Data excerpts:
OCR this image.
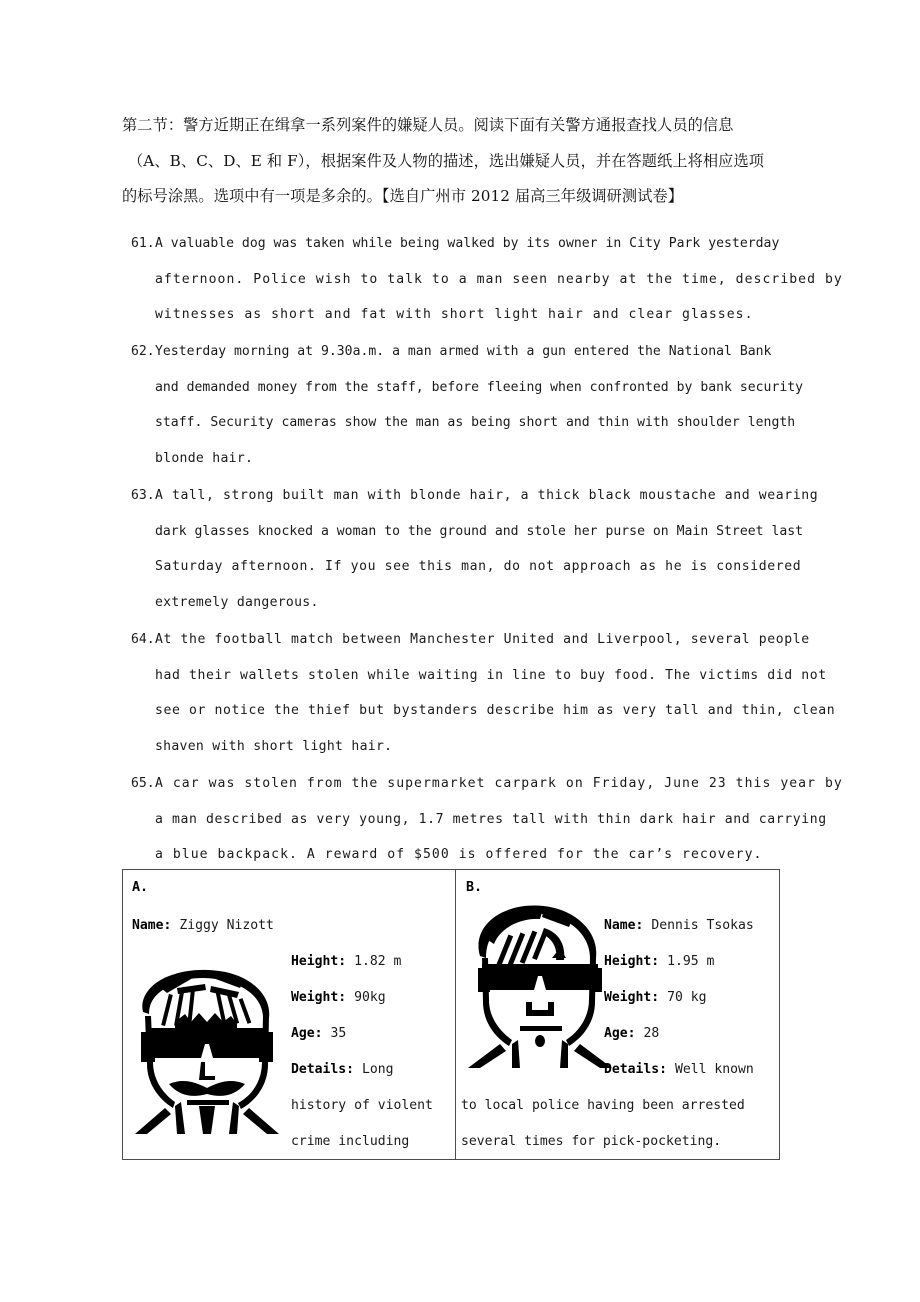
第二节：警方近期正在缉拿一系列案件的嫌疑人员。阅读下面有关警方通报查找人员的信息
（A、B、C、D、E 和 F），根据案件及人物的描述，选出嫌疑人员，并在答题纸上将相应选项
的标号涂黑。选项中有一项是多余的。【选自广州市 2012 届高三年级调研测试卷】
61.A valuable dog was taken while being walked by its owner in City Park yesterday
afternoon. Police wish to talk to a man seen nearby at the time, described by
witnesses as short and fat with short light hair and clear glasses.
62.Yesterday morning at 9.30a.m. a man armed with a gun entered the National Bank
and demanded money from the staff, before fleeing when confronted by bank security
staff. Security cameras show the man as being short and thin with shoulder length
blonde hair.
63.A tall, strong built man with blonde hair, a thick black moustache and wearing
dark glasses knocked a woman to the ground and stole her purse on Main Street last
Saturday afternoon. If you see this man, do not approach as he is considered
extremely dangerous.
64.At the football match between Manchester United and Liverpool, several people
had their wallets stolen while waiting in line to buy food. The victims did not
see or notice the thief but bystanders describe him as very tall and thin, clean
shaven with short light hair.
65.A car was stolen from the supermarket carpark on Friday, June 23 this year by
a man described as very young, 1.7 metres tall with thin dark hair and carrying
a blue backpack. A reward of $500 is offered for the car’s recovery.
A.
Name: Ziggy Nizott
Height: 1.82 m
Weight: 90kg
Age: 35
Details: Long
history of violent
crime including
B.
Name: Dennis Tsokas
Height: 1.95 m
Weight: 70 kg
Age: 28
Details: Well known
to local police having been arrested
several times for pick-pocketing.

_The exercise_
Print each line of the material above exactly, with the pictures removed from your copy.

_Result of the exercise_
OCR this image.
第二节：警方近期正在缉拿一系列案件的嫌疑人员。阅读下面有关警方通报查找人员的信息
（A、B、C、D、E 和 F），根据案件及人物的描述，选出嫌疑人员，并在答题纸上将相应选项
的标号涂黑。选项中有一项是多余的。【选自广州市 2012 届高三年级调研测试卷】
61.A valuable dog was taken while being walked by its owner in City Park yesterday
afternoon. Police wish to talk to a man seen nearby at the time, described by
witnesses as short and fat with short light hair and clear glasses.
62.Yesterday morning at 9.30a.m. a man armed with a gun entered the National Bank
and demanded money from the staff, before fleeing when confronted by bank security
staff. Security cameras show the man as being short and thin with shoulder length
blonde hair.
63.A tall, strong built man with blonde hair, a thick black moustache and wearing
dark glasses knocked a woman to the ground and stole her purse on Main Street last
Saturday afternoon. If you see this man, do not approach as he is considered
extremely dangerous.
64.At the football match between Manchester United and Liverpool, several people
had their wallets stolen while waiting in line to buy food. The victims did not
see or notice the thief but bystanders describe him as very tall and thin, clean
shaven with short light hair.
65.A car was stolen from the supermarket carpark on Friday, June 23 this year by
a man described as very young, 1.7 metres tall with thin dark hair and carrying
a blue backpack. A reward of $500 is offered for the car’s recovery.
A.
Name: Ziggy Nizott
Height: 1.82 m
Weight: 90kg
Age: 35
Details: Long
history of violent
crime including
B.
Name: Dennis Tsokas
Height: 1.95 m
Weight: 70 kg
Age: 28
Details: Well known
to local police having been arrested
several times for pick-pocketing.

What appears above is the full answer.